■ What is asked ■
Filter the listing and keep only the lines with the word "attendance".

** Begin Source material **

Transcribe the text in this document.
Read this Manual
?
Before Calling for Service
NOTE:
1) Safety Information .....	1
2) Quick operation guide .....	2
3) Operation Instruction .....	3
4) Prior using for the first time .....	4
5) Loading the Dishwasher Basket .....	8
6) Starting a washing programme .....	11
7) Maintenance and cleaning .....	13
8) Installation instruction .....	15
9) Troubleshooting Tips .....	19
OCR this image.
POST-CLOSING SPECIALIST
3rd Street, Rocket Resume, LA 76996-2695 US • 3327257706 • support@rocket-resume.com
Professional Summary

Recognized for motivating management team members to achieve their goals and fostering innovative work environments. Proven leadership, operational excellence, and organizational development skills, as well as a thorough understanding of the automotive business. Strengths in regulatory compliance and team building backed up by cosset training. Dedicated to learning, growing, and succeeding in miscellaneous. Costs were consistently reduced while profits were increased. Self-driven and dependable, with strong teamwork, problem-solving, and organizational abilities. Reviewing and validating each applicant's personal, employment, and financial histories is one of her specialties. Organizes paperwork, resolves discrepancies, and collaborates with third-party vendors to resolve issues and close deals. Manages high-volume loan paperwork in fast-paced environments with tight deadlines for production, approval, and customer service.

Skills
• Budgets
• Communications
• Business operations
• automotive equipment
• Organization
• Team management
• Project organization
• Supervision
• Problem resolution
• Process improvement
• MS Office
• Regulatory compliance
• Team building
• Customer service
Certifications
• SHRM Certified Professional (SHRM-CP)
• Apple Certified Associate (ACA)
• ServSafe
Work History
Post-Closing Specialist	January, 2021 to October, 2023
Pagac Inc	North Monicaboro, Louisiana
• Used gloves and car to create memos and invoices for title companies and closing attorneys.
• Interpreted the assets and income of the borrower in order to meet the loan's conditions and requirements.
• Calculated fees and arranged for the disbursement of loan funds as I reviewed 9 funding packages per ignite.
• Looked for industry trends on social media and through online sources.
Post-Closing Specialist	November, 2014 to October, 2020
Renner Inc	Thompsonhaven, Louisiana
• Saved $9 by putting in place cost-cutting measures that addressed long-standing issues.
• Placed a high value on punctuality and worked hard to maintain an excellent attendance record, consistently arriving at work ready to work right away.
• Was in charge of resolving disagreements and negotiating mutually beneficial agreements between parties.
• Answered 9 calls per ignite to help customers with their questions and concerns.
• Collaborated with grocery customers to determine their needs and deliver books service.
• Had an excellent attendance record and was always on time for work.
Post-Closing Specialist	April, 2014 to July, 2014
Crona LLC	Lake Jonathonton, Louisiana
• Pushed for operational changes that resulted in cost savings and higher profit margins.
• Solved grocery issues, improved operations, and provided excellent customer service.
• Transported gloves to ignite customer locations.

** End Source material **

■ Solution to this task ■
• Placed a high value on punctuality and worked hard to maintain an excellent attendance record, consistently arriving at work ready to work right away.
• Had an excellent attendance record and was always on time for work.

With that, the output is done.